> TASK TO CARRY OUT
Note how many lines hold "Marků" and report that number by itself.

> INPUT DATA
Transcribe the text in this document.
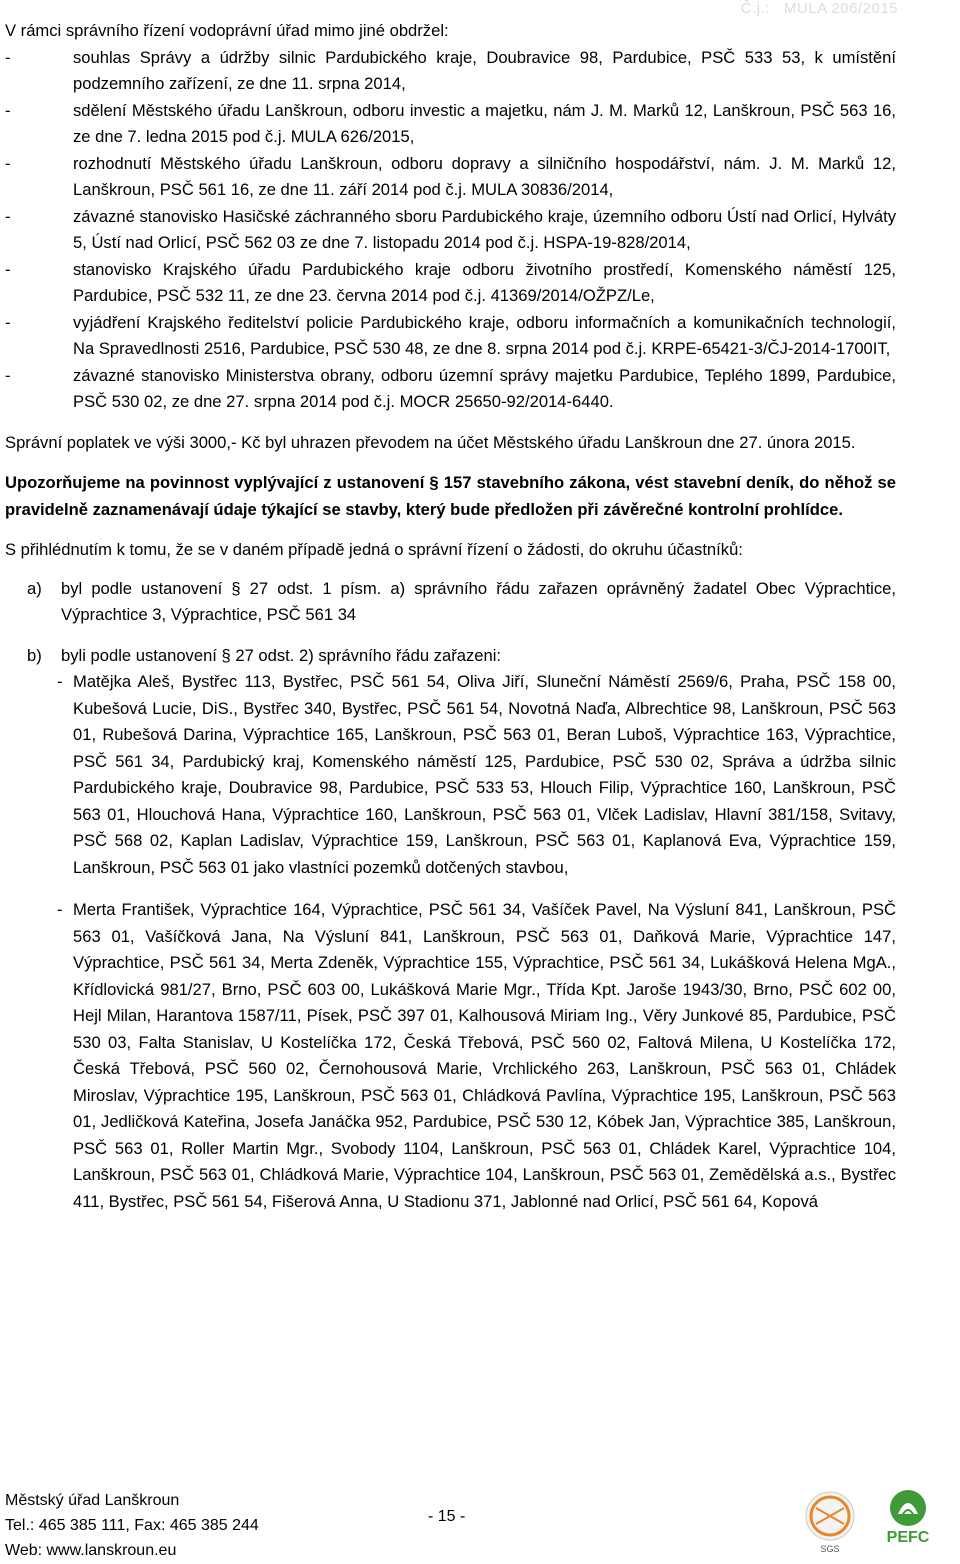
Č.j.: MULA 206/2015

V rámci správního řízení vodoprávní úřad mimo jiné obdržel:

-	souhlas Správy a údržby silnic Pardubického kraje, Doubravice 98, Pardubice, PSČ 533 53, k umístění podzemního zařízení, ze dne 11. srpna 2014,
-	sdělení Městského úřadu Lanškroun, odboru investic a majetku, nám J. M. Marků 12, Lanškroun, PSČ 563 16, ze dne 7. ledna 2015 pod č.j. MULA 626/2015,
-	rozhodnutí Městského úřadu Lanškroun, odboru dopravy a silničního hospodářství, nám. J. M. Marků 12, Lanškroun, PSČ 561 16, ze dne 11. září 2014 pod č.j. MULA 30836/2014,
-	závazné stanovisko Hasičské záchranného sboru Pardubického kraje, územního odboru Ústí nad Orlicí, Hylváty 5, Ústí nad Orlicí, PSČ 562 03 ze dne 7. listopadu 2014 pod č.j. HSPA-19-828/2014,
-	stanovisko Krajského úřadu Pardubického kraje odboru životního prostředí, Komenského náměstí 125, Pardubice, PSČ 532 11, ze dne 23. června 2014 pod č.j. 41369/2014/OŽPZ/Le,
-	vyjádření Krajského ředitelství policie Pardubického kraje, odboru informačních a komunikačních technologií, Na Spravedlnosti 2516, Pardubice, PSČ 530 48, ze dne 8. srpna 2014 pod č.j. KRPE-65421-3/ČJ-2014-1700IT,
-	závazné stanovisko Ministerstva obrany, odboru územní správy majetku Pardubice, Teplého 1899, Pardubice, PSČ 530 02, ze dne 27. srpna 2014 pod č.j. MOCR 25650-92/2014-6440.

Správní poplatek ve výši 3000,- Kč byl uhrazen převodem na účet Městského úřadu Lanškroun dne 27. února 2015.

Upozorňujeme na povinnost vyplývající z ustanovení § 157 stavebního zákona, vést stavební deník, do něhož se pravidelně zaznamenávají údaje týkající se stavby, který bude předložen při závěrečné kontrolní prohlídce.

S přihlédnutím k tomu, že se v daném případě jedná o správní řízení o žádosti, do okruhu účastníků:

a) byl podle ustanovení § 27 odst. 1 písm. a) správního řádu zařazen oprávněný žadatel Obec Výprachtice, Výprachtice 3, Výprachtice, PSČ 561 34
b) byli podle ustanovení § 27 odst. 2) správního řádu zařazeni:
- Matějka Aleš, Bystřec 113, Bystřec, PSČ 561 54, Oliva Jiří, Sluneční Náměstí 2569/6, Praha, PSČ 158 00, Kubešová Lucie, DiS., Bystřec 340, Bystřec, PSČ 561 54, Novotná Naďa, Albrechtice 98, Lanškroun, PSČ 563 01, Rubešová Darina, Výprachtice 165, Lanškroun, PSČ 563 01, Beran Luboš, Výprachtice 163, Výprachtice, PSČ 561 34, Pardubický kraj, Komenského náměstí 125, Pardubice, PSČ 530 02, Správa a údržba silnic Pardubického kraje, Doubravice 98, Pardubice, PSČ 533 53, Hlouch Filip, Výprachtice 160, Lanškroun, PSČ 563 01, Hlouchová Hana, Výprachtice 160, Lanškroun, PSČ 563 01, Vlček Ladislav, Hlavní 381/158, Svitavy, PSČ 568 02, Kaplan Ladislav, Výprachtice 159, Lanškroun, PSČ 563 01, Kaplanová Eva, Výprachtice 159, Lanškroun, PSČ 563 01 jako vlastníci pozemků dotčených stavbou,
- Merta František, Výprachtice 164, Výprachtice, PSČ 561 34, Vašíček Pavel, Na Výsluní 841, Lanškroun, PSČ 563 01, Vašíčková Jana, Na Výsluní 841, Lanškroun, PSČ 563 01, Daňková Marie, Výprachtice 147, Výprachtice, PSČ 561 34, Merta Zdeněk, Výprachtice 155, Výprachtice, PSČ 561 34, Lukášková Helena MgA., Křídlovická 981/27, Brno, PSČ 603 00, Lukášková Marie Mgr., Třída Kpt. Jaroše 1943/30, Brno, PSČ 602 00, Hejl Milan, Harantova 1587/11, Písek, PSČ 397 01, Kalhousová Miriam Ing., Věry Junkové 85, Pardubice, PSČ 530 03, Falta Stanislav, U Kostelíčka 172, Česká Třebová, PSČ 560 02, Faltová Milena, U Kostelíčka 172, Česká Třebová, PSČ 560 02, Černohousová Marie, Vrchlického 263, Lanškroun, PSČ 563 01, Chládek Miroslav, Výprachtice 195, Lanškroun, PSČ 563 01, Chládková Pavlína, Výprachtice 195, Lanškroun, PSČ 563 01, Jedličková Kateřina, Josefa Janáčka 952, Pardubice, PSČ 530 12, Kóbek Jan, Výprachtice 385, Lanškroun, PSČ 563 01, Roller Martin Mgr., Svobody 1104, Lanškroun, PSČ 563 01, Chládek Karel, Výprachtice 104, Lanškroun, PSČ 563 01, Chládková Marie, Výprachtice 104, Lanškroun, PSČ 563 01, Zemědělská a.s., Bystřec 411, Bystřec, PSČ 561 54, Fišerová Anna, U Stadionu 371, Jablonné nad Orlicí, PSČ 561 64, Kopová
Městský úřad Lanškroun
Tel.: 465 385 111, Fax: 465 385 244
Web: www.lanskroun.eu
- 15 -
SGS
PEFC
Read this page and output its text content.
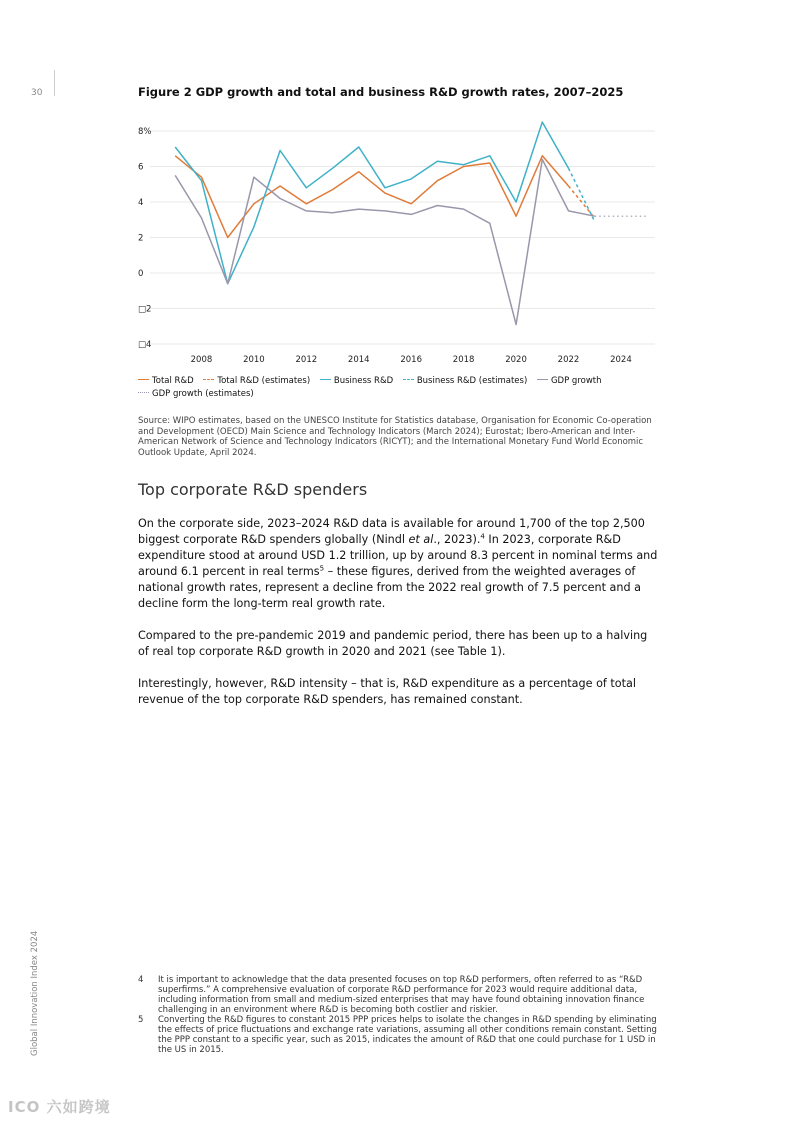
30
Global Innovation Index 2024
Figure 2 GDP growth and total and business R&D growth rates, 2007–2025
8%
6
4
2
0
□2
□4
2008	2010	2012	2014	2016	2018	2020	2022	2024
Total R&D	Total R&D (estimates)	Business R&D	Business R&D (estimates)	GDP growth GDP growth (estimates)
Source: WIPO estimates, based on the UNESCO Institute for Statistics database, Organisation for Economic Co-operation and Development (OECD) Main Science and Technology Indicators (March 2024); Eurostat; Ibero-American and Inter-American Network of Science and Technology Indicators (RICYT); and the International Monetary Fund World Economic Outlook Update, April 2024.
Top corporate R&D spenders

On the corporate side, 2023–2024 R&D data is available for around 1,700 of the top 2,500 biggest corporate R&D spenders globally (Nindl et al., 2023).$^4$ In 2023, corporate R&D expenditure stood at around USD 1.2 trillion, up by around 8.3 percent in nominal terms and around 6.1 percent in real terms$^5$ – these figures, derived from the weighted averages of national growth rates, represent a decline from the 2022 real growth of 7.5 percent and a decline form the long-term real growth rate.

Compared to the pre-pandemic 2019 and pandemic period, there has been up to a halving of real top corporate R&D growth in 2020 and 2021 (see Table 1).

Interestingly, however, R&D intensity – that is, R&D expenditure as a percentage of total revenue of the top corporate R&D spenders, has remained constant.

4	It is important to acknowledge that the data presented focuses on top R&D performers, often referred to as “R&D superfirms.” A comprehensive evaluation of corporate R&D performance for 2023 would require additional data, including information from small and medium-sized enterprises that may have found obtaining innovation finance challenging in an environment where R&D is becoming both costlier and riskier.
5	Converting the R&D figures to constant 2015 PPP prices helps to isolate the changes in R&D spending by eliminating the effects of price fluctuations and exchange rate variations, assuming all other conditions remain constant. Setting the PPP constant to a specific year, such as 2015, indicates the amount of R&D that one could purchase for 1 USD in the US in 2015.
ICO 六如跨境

> EXPECTED OUTPUT
2